§ Directions for this task: Reproduce this listing in full.

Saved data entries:
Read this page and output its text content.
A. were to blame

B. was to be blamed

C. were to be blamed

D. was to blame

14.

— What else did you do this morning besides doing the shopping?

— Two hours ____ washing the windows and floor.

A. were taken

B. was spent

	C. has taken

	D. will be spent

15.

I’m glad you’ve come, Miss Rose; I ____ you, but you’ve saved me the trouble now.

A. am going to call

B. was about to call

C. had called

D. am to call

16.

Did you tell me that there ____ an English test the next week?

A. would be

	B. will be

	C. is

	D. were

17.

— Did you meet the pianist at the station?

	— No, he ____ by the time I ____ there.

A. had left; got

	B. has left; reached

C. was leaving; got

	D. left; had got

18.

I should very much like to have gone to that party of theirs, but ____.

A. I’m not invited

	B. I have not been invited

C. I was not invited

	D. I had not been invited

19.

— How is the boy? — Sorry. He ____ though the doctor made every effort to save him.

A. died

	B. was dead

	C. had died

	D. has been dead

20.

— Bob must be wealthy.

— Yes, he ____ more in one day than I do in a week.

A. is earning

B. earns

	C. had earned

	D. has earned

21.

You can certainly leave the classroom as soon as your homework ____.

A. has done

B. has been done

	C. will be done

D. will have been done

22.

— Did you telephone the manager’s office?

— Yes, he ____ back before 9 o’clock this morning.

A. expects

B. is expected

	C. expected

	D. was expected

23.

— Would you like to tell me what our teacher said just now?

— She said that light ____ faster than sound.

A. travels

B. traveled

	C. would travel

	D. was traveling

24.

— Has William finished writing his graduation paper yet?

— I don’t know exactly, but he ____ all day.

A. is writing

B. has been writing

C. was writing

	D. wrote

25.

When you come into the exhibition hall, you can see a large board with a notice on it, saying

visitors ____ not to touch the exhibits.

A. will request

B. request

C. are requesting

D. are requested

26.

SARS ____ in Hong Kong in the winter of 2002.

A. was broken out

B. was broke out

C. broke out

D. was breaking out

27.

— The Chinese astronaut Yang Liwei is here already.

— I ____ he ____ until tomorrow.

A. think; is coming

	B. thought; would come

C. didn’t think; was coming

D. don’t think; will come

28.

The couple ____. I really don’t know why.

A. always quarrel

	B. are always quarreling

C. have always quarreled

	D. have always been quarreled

§ Reply:
Read this page and output its text content.
A. were to blame

B. was to be blamed

C. were to be blamed

D. was to blame

14.

— What else did you do this morning besides doing the shopping?

— Two hours ____ washing the windows and floor.

A. were taken

B. was spent

	C. has taken

	D. will be spent

15.

I’m glad you’ve come, Miss Rose; I ____ you, but you’ve saved me the trouble now.

A. am going to call

B. was about to call

C. had called

D. am to call

16.

Did you tell me that there ____ an English test the next week?

A. would be

	B. will be

	C. is

	D. were

17.

— Did you meet the pianist at the station?

	— No, he ____ by the time I ____ there.

A. had left; got

	B. has left; reached

C. was leaving; got

	D. left; had got

18.

I should very much like to have gone to that party of theirs, but ____.

A. I’m not invited

	B. I have not been invited

C. I was not invited

	D. I had not been invited

19.

— How is the boy? — Sorry. He ____ though the doctor made every effort to save him.

A. died

	B. was dead

	C. had died

	D. has been dead

20.

— Bob must be wealthy.

— Yes, he ____ more in one day than I do in a week.

A. is earning

B. earns

	C. had earned

	D. has earned

21.

You can certainly leave the classroom as soon as your homework ____.

A. has done

B. has been done

	C. will be done

D. will have been done

22.

— Did you telephone the manager’s office?

— Yes, he ____ back before 9 o’clock this morning.

A. expects

B. is expected

	C. expected

	D. was expected

23.

— Would you like to tell me what our teacher said just now?

— She said that light ____ faster than sound.

A. travels

B. traveled

	C. would travel

	D. was traveling

24.

— Has William finished writing his graduation paper yet?

— I don’t know exactly, but he ____ all day.

A. is writing

B. has been writing

C. was writing

	D. wrote

25.

When you come into the exhibition hall, you can see a large board with a notice on it, saying

visitors ____ not to touch the exhibits.

A. will request

B. request

C. are requesting

D. are requested

26.

SARS ____ in Hong Kong in the winter of 2002.

A. was broken out

B. was broke out

C. broke out

D. was breaking out

27.

— The Chinese astronaut Yang Liwei is here already.

— I ____ he ____ until tomorrow.

A. think; is coming

	B. thought; would come

C. didn’t think; was coming

D. don’t think; will come

28.

The couple ____. I really don’t know why.

A. always quarrel

	B. are always quarreling

C. have always quarreled

	D. have always been quarreled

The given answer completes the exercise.